- _Aim of the task_
Transcribe each of the records below exactly, excluding all pictures.
┌──
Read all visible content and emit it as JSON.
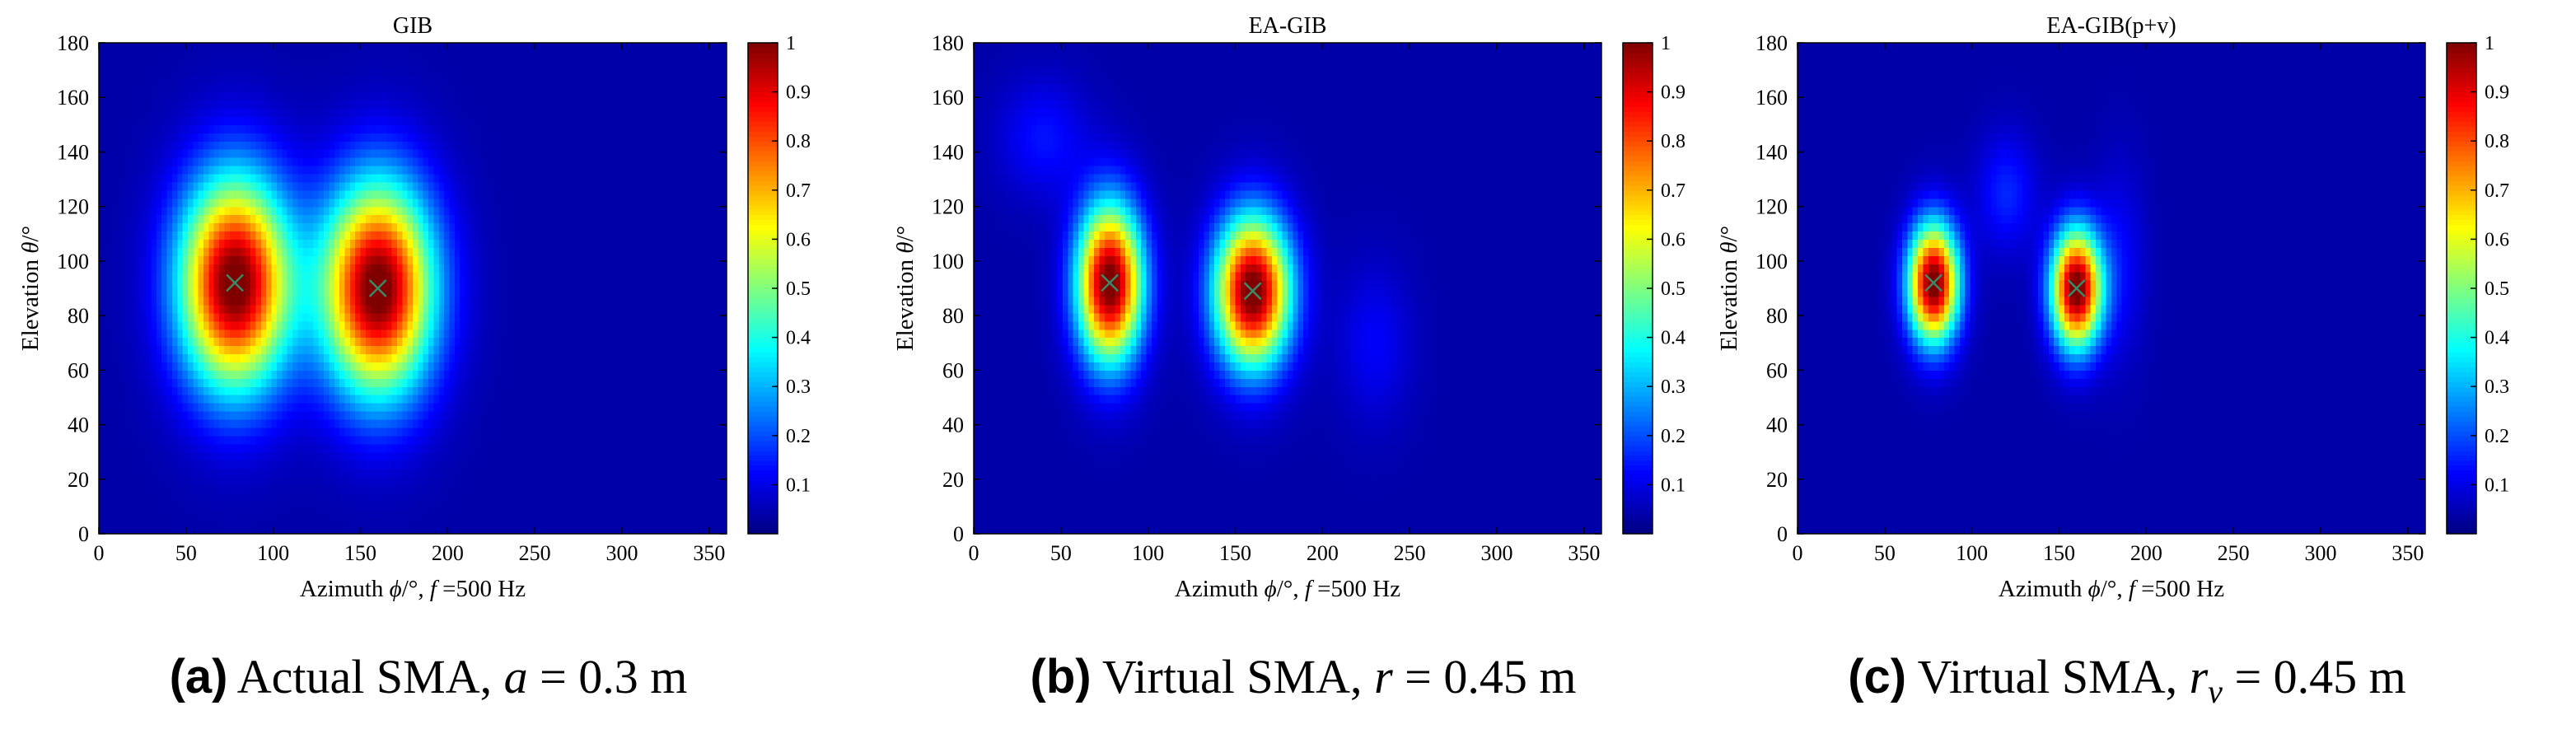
{
  "chart_data": [
    {
      "type": "heatmap",
      "title": "GIB",
      "xlabel": "Azimuth ϕ/°, f =500 Hz",
      "ylabel": "Elevation θ/°",
      "xlim": [
        0,
        360
      ],
      "ylim": [
        0,
        180
      ],
      "xticks": [
        "0",
        "50",
        "100",
        "150",
        "200",
        "250",
        "300",
        "350"
      ],
      "yticks": [
        "0",
        "20",
        "40",
        "60",
        "80",
        "100",
        "120",
        "140",
        "160",
        "180"
      ],
      "colorbar": {
        "range": [
          0,
          1
        ],
        "ticks": [
          "0.1",
          "0.2",
          "0.3",
          "0.4",
          "0.5",
          "0.6",
          "0.7",
          "0.8",
          "0.9",
          "1"
        ]
      },
      "peaks": [
        {
          "azimuth": 78,
          "elevation": 92,
          "value": 1.0,
          "width_az": 22,
          "width_el": 27
        },
        {
          "azimuth": 160,
          "elevation": 90,
          "value": 1.0,
          "width_az": 22,
          "width_el": 27
        }
      ],
      "markers": [
        {
          "azimuth": 78,
          "elevation": 92
        },
        {
          "azimuth": 160,
          "elevation": 90
        }
      ],
      "caption": {
        "label": "(a)",
        "text": "Actual SMA,",
        "var": "a",
        "sub": "",
        "rest": "= 0.3 m"
      }
    },
    {
      "type": "heatmap",
      "title": "EA-GIB",
      "xlabel": "Azimuth ϕ/°, f =500 Hz",
      "ylabel": "Elevation θ/°",
      "xlim": [
        0,
        360
      ],
      "ylim": [
        0,
        180
      ],
      "xticks": [
        "0",
        "50",
        "100",
        "150",
        "200",
        "250",
        "300",
        "350"
      ],
      "yticks": [
        "0",
        "20",
        "40",
        "60",
        "80",
        "100",
        "120",
        "140",
        "160",
        "180"
      ],
      "colorbar": {
        "range": [
          0,
          1
        ],
        "ticks": [
          "0.1",
          "0.2",
          "0.3",
          "0.4",
          "0.5",
          "0.6",
          "0.7",
          "0.8",
          "0.9",
          "1"
        ]
      },
      "peaks": [
        {
          "azimuth": 78,
          "elevation": 92,
          "value": 1.0,
          "width_az": 13,
          "width_el": 20
        },
        {
          "azimuth": 160,
          "elevation": 89,
          "value": 1.0,
          "width_az": 15,
          "width_el": 19
        },
        {
          "azimuth": 40,
          "elevation": 145,
          "value": 0.1,
          "width_az": 18,
          "width_el": 15
        },
        {
          "azimuth": 230,
          "elevation": 70,
          "value": 0.08,
          "width_az": 15,
          "width_el": 20
        }
      ],
      "markers": [
        {
          "azimuth": 78,
          "elevation": 92
        },
        {
          "azimuth": 160,
          "elevation": 89
        }
      ],
      "caption": {
        "label": "(b)",
        "text": "Virtual SMA,",
        "var": "r",
        "sub": "",
        "rest": "= 0.45 m"
      }
    },
    {
      "type": "heatmap",
      "title": "EA-GIB(p+v)",
      "xlabel": "Azimuth ϕ/°, f =500 Hz",
      "ylabel": "Elevation θ/°",
      "xlim": [
        0,
        360
      ],
      "ylim": [
        0,
        180
      ],
      "xticks": [
        "0",
        "50",
        "100",
        "150",
        "200",
        "250",
        "300",
        "350"
      ],
      "yticks": [
        "0",
        "20",
        "40",
        "60",
        "80",
        "100",
        "120",
        "140",
        "160",
        "180"
      ],
      "colorbar": {
        "range": [
          0,
          1
        ],
        "ticks": [
          "0.1",
          "0.2",
          "0.3",
          "0.4",
          "0.5",
          "0.6",
          "0.7",
          "0.8",
          "0.9",
          "1"
        ]
      },
      "peaks": [
        {
          "azimuth": 78,
          "elevation": 92,
          "value": 1.0,
          "width_az": 10,
          "width_el": 15
        },
        {
          "azimuth": 160,
          "elevation": 90,
          "value": 1.0,
          "width_az": 10,
          "width_el": 15
        },
        {
          "azimuth": 120,
          "elevation": 125,
          "value": 0.12,
          "width_az": 12,
          "width_el": 15
        },
        {
          "azimuth": 185,
          "elevation": 100,
          "value": 0.08,
          "width_az": 10,
          "width_el": 25
        }
      ],
      "markers": [
        {
          "azimuth": 78,
          "elevation": 92
        },
        {
          "azimuth": 160,
          "elevation": 90
        }
      ],
      "caption": {
        "label": "(c)",
        "text": "Virtual SMA,",
        "var": "r",
        "sub": "v",
        "rest": "= 0.45 m"
      }
    }
  ]
}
└──
- _Result of this task_
Read all visible content and emit it as JSON.
{
  "chart_data": [
    {
      "type": "heatmap",
      "title": "GIB",
      "xlabel": "Azimuth ϕ/°, f =500 Hz",
      "ylabel": "Elevation θ/°",
      "xlim": [
        0,
        360
      ],
      "ylim": [
        0,
        180
      ],
      "xticks": [
        "0",
        "50",
        "100",
        "150",
        "200",
        "250",
        "300",
        "350"
      ],
      "yticks": [
        "0",
        "20",
        "40",
        "60",
        "80",
        "100",
        "120",
        "140",
        "160",
        "180"
      ],
      "colorbar": {
        "range": [
          0,
          1
        ],
        "ticks": [
          "0.1",
          "0.2",
          "0.3",
          "0.4",
          "0.5",
          "0.6",
          "0.7",
          "0.8",
          "0.9",
          "1"
        ]
      },
      "peaks": [
        {
          "azimuth": 78,
          "elevation": 92,
          "value": 1.0,
          "width_az": 22,
          "width_el": 27
        },
        {
          "azimuth": 160,
          "elevation": 90,
          "value": 1.0,
          "width_az": 22,
          "width_el": 27
        }
      ],
      "markers": [
        {
          "azimuth": 78,
          "elevation": 92
        },
        {
          "azimuth": 160,
          "elevation": 90
        }
      ],
      "caption": {
        "label": "(a)",
        "text": "Actual SMA,",
        "var": "a",
        "sub": "",
        "rest": "= 0.3 m"
      }
    },
    {
      "type": "heatmap",
      "title": "EA-GIB",
      "xlabel": "Azimuth ϕ/°, f =500 Hz",
      "ylabel": "Elevation θ/°",
      "xlim": [
        0,
        360
      ],
      "ylim": [
        0,
        180
      ],
      "xticks": [
        "0",
        "50",
        "100",
        "150",
        "200",
        "250",
        "300",
        "350"
      ],
      "yticks": [
        "0",
        "20",
        "40",
        "60",
        "80",
        "100",
        "120",
        "140",
        "160",
        "180"
      ],
      "colorbar": {
        "range": [
          0,
          1
        ],
        "ticks": [
          "0.1",
          "0.2",
          "0.3",
          "0.4",
          "0.5",
          "0.6",
          "0.7",
          "0.8",
          "0.9",
          "1"
        ]
      },
      "peaks": [
        {
          "azimuth": 78,
          "elevation": 92,
          "value": 1.0,
          "width_az": 13,
          "width_el": 20
        },
        {
          "azimuth": 160,
          "elevation": 89,
          "value": 1.0,
          "width_az": 15,
          "width_el": 19
        },
        {
          "azimuth": 40,
          "elevation": 145,
          "value": 0.1,
          "width_az": 18,
          "width_el": 15
        },
        {
          "azimuth": 230,
          "elevation": 70,
          "value": 0.08,
          "width_az": 15,
          "width_el": 20
        }
      ],
      "markers": [
        {
          "azimuth": 78,
          "elevation": 92
        },
        {
          "azimuth": 160,
          "elevation": 89
        }
      ],
      "caption": {
        "label": "(b)",
        "text": "Virtual SMA,",
        "var": "r",
        "sub": "",
        "rest": "= 0.45 m"
      }
    },
    {
      "type": "heatmap",
      "title": "EA-GIB(p+v)",
      "xlabel": "Azimuth ϕ/°, f =500 Hz",
      "ylabel": "Elevation θ/°",
      "xlim": [
        0,
        360
      ],
      "ylim": [
        0,
        180
      ],
      "xticks": [
        "0",
        "50",
        "100",
        "150",
        "200",
        "250",
        "300",
        "350"
      ],
      "yticks": [
        "0",
        "20",
        "40",
        "60",
        "80",
        "100",
        "120",
        "140",
        "160",
        "180"
      ],
      "colorbar": {
        "range": [
          0,
          1
        ],
        "ticks": [
          "0.1",
          "0.2",
          "0.3",
          "0.4",
          "0.5",
          "0.6",
          "0.7",
          "0.8",
          "0.9",
          "1"
        ]
      },
      "peaks": [
        {
          "azimuth": 78,
          "elevation": 92,
          "value": 1.0,
          "width_az": 10,
          "width_el": 15
        },
        {
          "azimuth": 160,
          "elevation": 90,
          "value": 1.0,
          "width_az": 10,
          "width_el": 15
        },
        {
          "azimuth": 120,
          "elevation": 125,
          "value": 0.12,
          "width_az": 12,
          "width_el": 15
        },
        {
          "azimuth": 185,
          "elevation": 100,
          "value": 0.08,
          "width_az": 10,
          "width_el": 25
        }
      ],
      "markers": [
        {
          "azimuth": 78,
          "elevation": 92
        },
        {
          "azimuth": 160,
          "elevation": 90
        }
      ],
      "caption": {
        "label": "(c)",
        "text": "Virtual SMA,",
        "var": "r",
        "sub": "v",
        "rest": "= 0.45 m"
      }
    }
  ]
}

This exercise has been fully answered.